> **Given information**:
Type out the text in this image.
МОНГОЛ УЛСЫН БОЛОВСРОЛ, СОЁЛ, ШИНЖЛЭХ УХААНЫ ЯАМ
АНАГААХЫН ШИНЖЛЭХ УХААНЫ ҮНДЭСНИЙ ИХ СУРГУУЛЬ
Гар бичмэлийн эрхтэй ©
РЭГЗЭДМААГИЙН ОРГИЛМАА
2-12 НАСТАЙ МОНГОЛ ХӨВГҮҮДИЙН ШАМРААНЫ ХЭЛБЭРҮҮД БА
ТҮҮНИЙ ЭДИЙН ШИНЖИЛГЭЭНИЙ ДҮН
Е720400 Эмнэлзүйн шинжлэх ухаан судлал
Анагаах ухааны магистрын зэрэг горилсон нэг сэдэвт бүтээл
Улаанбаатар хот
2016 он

> **Required work**: Give all the entries again exactly; leave none out.

> **Reply to the exercise**:
Type out the text in this image.
МОНГОЛ УЛСЫН БОЛОВСРОЛ, СОЁЛ, ШИНЖЛЭХ УХААНЫ ЯАМ
АНАГААХЫН ШИНЖЛЭХ УХААНЫ ҮНДЭСНИЙ ИХ СУРГУУЛЬ
Гар бичмэлийн эрхтэй ©
РЭГЗЭДМААГИЙН ОРГИЛМАА
2-12 НАСТАЙ МОНГОЛ ХӨВГҮҮДИЙН ШАМРААНЫ ХЭЛБЭРҮҮД БА
ТҮҮНИЙ ЭДИЙН ШИНЖИЛГЭЭНИЙ ДҮН
Е720400 Эмнэлзүйн шинжлэх ухаан судлал
Анагаах ухааны магистрын зэрэг горилсон нэг сэдэвт бүтээл
Улаанбаатар хот
2016 он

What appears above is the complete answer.